• [Exercise requirements]: Every line that contains "placeholder" counts once; give the total number of such lines, with no other words.

• [Dataset]:
::::::::

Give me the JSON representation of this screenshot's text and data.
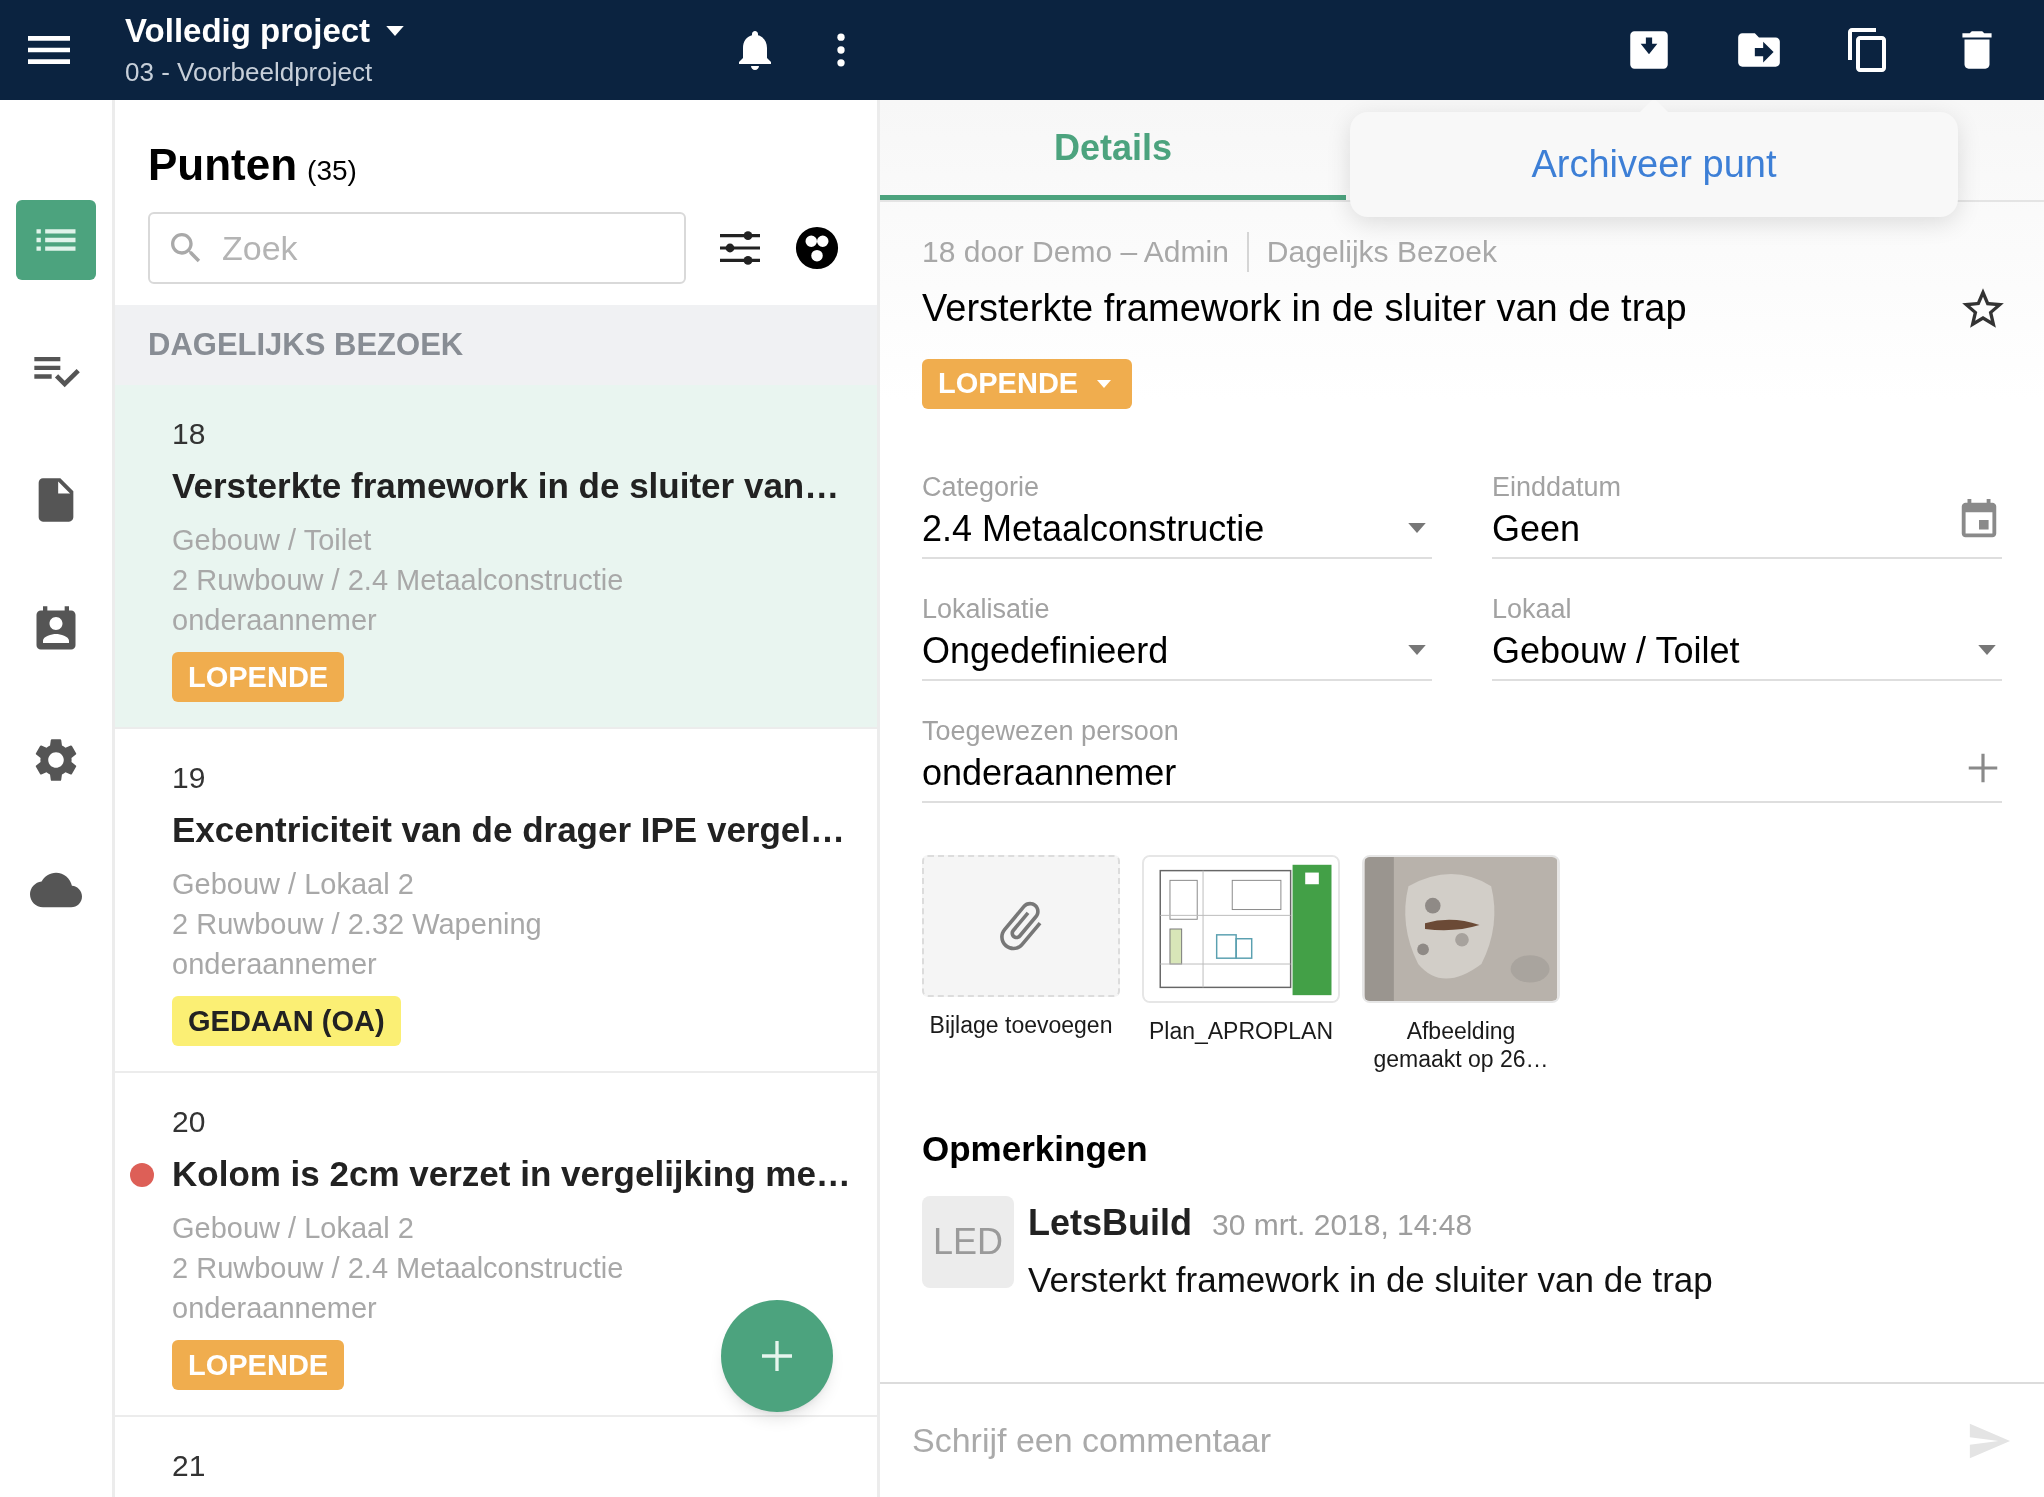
{
  "header": {
    "title": "Volledig project",
    "subtitle": "03 - Voorbeeldproject"
  },
  "tooltip": {
    "text": "Archiveer punt"
  },
  "rail": [
    {
      "kind": "list",
      "selected": true
    },
    {
      "kind": "checklist",
      "selected": false
    },
    {
      "kind": "document",
      "selected": false
    },
    {
      "kind": "contact",
      "selected": false
    },
    {
      "kind": "settings",
      "selected": false
    },
    {
      "kind": "cloud",
      "selected": false
    }
  ],
  "list": {
    "title": "Punten",
    "count": "(35)",
    "search": {
      "placeholder": "Zoek"
    },
    "section": "DAGELIJKS BEZOEK",
    "items": [
      {
        "number": "18",
        "title": "Versterkte framework in de sluiter van…",
        "location": "Gebouw / Toilet",
        "category": "2 Ruwbouw / 2.4 Metaalconstructie",
        "assignee": "onderaannemer",
        "status": {
          "label": "LOPENDE",
          "color": "#f0ad4e"
        },
        "selected": true
      },
      {
        "number": "19",
        "title": "Excentriciteit van de drager IPE vergel…",
        "location": "Gebouw / Lokaal 2",
        "category": "2 Ruwbouw / 2.32 Wapening",
        "assignee": "onderaannemer",
        "status": {
          "label": "GEDAAN (OA)",
          "color": "#fbef74"
        },
        "selected": false
      },
      {
        "number": "20",
        "color": "#dd5f57",
        "title": "Kolom is 2cm verzet in vergelijking me…",
        "location": "Gebouw / Lokaal 2",
        "category": "2 Ruwbouw / 2.4 Metaalconstructie",
        "assignee": "onderaannemer",
        "status": {
          "label": "LOPENDE",
          "color": "#f0ad4e"
        },
        "selected": false
      },
      {
        "number": "21",
        "selected": false
      }
    ]
  },
  "detail": {
    "tabs": [
      {
        "label": "Details",
        "selected": true
      }
    ],
    "meta": {
      "author": "18 door Demo – Admin",
      "type": "Dagelijks Bezoek"
    },
    "title": "Versterkte framework in de sluiter van de trap",
    "starred": false,
    "status": {
      "label": "LOPENDE",
      "color": "#f0ad4e"
    },
    "fields": [
      {
        "kind": "select",
        "label": "Categorie",
        "value": "2.4 Metaalconstructie"
      },
      {
        "kind": "date",
        "label": "Einddatum",
        "value": "Geen"
      },
      {
        "kind": "select",
        "label": "Lokalisatie",
        "value": "Ongedefinieerd"
      },
      {
        "kind": "select",
        "label": "Lokaal",
        "value": "Gebouw / Toilet"
      },
      {
        "kind": "person",
        "label": "Toegewezen persoon",
        "value": "onderaannemer"
      }
    ],
    "attachments": [
      {
        "kind": "add",
        "label": "Bijlage toevoegen"
      },
      {
        "kind": "plan",
        "label": "Plan_APROPLAN"
      },
      {
        "label": "Afbeelding gemaakt op 26…"
      }
    ],
    "comments_title": "Opmerkingen",
    "comments": [
      {
        "initials": "LED",
        "author": "LetsBuild",
        "time": "30 mrt. 2018, 14:48",
        "text": "Versterkt framework in de sluiter van de trap"
      }
    ],
    "comment_input": {
      "placeholder": "Schrijf een commentaar"
    }
  }
}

::::::::

• [Result of this task]: 2